Data records
[Start]
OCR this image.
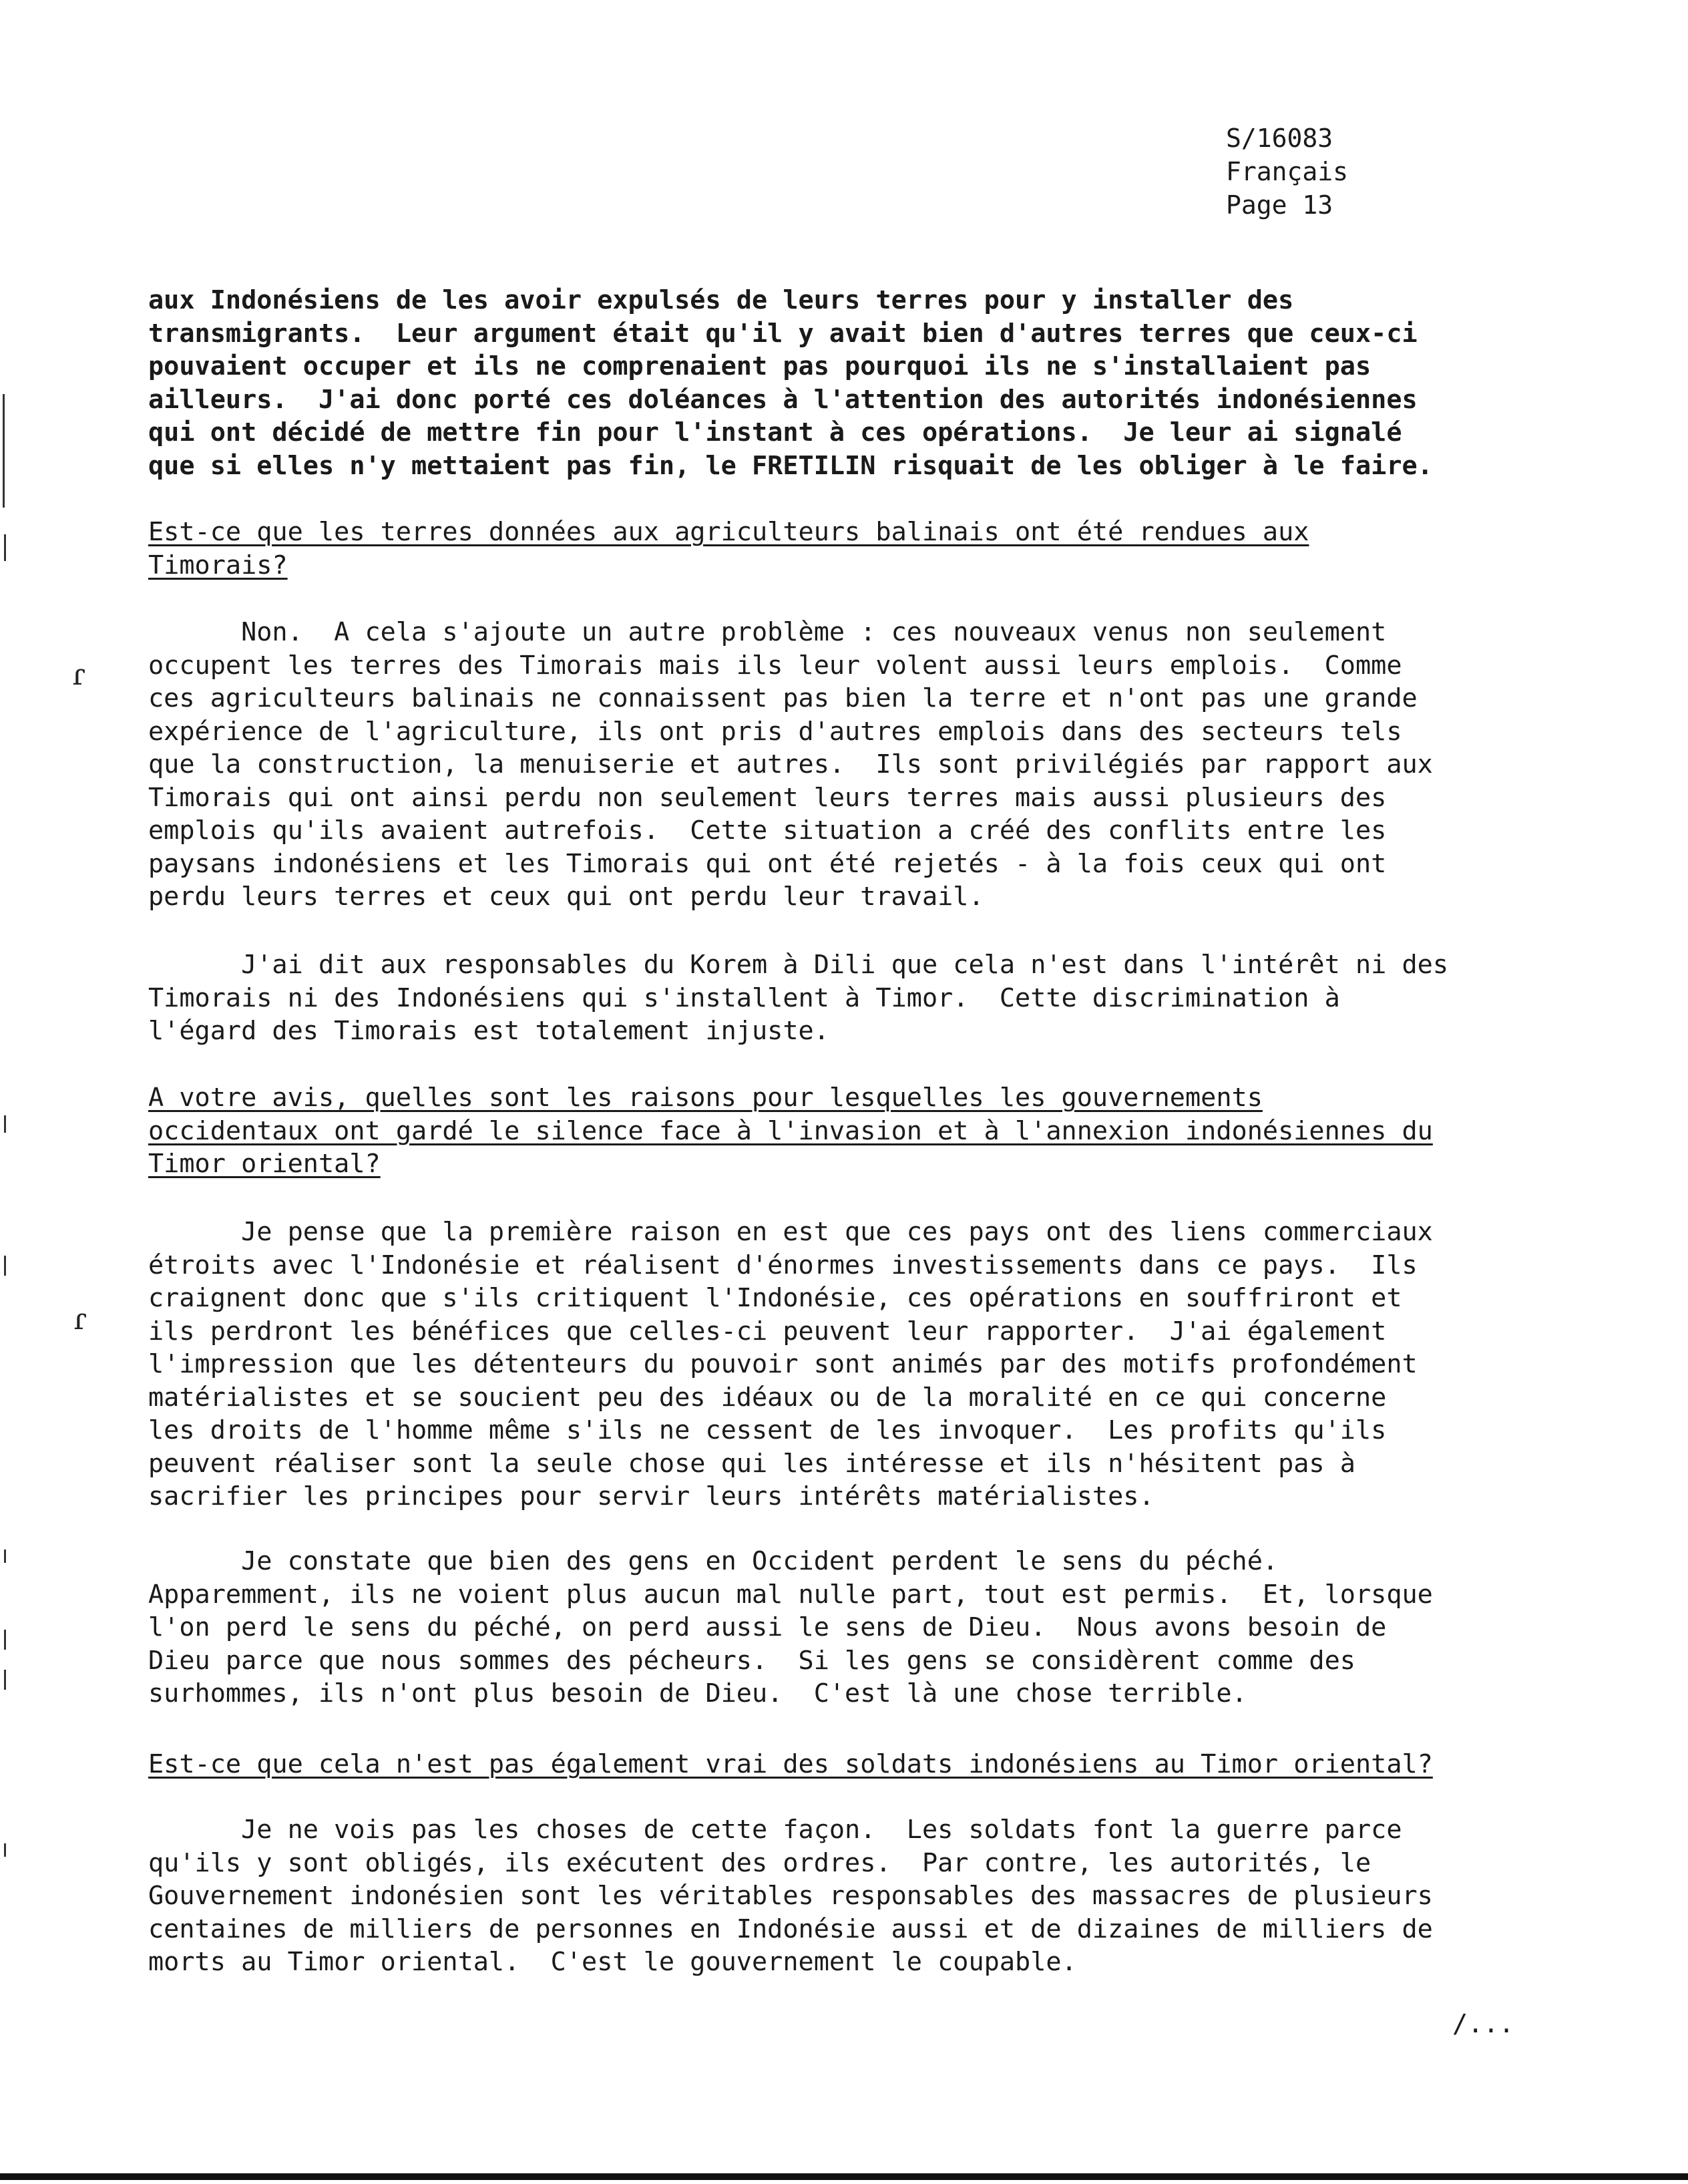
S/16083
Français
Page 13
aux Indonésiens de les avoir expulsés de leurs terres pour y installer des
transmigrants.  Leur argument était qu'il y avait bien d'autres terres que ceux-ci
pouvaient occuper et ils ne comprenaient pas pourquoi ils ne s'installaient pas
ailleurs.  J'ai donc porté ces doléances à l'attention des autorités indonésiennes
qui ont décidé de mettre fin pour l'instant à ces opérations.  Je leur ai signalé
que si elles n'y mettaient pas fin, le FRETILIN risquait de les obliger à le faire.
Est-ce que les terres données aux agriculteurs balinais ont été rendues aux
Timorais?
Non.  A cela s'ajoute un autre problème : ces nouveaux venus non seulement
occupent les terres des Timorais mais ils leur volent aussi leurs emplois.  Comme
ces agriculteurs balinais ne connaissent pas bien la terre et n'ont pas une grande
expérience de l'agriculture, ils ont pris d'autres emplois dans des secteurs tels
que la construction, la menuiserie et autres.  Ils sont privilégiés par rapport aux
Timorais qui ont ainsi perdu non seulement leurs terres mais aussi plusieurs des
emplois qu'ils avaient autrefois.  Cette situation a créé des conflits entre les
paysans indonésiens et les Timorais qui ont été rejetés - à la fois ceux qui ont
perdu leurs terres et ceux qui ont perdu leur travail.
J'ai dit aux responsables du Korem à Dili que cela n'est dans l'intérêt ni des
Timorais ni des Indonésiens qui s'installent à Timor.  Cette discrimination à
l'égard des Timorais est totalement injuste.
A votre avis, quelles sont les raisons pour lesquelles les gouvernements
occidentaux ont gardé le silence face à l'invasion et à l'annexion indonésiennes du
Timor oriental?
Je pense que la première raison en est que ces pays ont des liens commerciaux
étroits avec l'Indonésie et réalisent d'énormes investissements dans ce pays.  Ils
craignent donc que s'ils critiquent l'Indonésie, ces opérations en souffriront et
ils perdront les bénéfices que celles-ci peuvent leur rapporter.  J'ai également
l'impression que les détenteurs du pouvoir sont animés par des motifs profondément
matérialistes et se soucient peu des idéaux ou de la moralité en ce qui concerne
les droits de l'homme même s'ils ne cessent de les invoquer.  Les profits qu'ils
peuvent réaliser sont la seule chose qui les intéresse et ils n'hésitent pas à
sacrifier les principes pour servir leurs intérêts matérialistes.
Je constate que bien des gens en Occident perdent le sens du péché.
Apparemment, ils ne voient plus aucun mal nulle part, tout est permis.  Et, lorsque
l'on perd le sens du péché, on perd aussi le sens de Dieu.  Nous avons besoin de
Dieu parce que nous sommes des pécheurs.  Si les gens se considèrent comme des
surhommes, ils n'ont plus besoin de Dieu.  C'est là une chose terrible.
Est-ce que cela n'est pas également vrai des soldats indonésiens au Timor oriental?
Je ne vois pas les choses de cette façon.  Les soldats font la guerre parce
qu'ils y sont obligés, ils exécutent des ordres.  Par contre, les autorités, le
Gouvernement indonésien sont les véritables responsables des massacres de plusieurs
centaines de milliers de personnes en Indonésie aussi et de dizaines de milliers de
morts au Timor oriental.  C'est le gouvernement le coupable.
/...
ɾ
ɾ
[End]
#### PROBLEM DESCRIPTION
Transcribe every line from the records above without alteration, and leave out the images.

#### SOLUTION
OCR this image.
S/16083
Français
Page 13
aux Indonésiens de les avoir expulsés de leurs terres pour y installer des
transmigrants.  Leur argument était qu'il y avait bien d'autres terres que ceux-ci
pouvaient occuper et ils ne comprenaient pas pourquoi ils ne s'installaient pas
ailleurs.  J'ai donc porté ces doléances à l'attention des autorités indonésiennes
qui ont décidé de mettre fin pour l'instant à ces opérations.  Je leur ai signalé
que si elles n'y mettaient pas fin, le FRETILIN risquait de les obliger à le faire.
Est-ce que les terres données aux agriculteurs balinais ont été rendues aux
Timorais?
Non.  A cela s'ajoute un autre problème : ces nouveaux venus non seulement
occupent les terres des Timorais mais ils leur volent aussi leurs emplois.  Comme
ces agriculteurs balinais ne connaissent pas bien la terre et n'ont pas une grande
expérience de l'agriculture, ils ont pris d'autres emplois dans des secteurs tels
que la construction, la menuiserie et autres.  Ils sont privilégiés par rapport aux
Timorais qui ont ainsi perdu non seulement leurs terres mais aussi plusieurs des
emplois qu'ils avaient autrefois.  Cette situation a créé des conflits entre les
paysans indonésiens et les Timorais qui ont été rejetés - à la fois ceux qui ont
perdu leurs terres et ceux qui ont perdu leur travail.
J'ai dit aux responsables du Korem à Dili que cela n'est dans l'intérêt ni des
Timorais ni des Indonésiens qui s'installent à Timor.  Cette discrimination à
l'égard des Timorais est totalement injuste.
A votre avis, quelles sont les raisons pour lesquelles les gouvernements
occidentaux ont gardé le silence face à l'invasion et à l'annexion indonésiennes du
Timor oriental?
Je pense que la première raison en est que ces pays ont des liens commerciaux
étroits avec l'Indonésie et réalisent d'énormes investissements dans ce pays.  Ils
craignent donc que s'ils critiquent l'Indonésie, ces opérations en souffriront et
ils perdront les bénéfices que celles-ci peuvent leur rapporter.  J'ai également
l'impression que les détenteurs du pouvoir sont animés par des motifs profondément
matérialistes et se soucient peu des idéaux ou de la moralité en ce qui concerne
les droits de l'homme même s'ils ne cessent de les invoquer.  Les profits qu'ils
peuvent réaliser sont la seule chose qui les intéresse et ils n'hésitent pas à
sacrifier les principes pour servir leurs intérêts matérialistes.
Je constate que bien des gens en Occident perdent le sens du péché.
Apparemment, ils ne voient plus aucun mal nulle part, tout est permis.  Et, lorsque
l'on perd le sens du péché, on perd aussi le sens de Dieu.  Nous avons besoin de
Dieu parce que nous sommes des pécheurs.  Si les gens se considèrent comme des
surhommes, ils n'ont plus besoin de Dieu.  C'est là une chose terrible.
Est-ce que cela n'est pas également vrai des soldats indonésiens au Timor oriental?
Je ne vois pas les choses de cette façon.  Les soldats font la guerre parce
qu'ils y sont obligés, ils exécutent des ordres.  Par contre, les autorités, le
Gouvernement indonésien sont les véritables responsables des massacres de plusieurs
centaines de milliers de personnes en Indonésie aussi et de dizaines de milliers de
morts au Timor oriental.  C'est le gouvernement le coupable.
/...
ɾ
ɾ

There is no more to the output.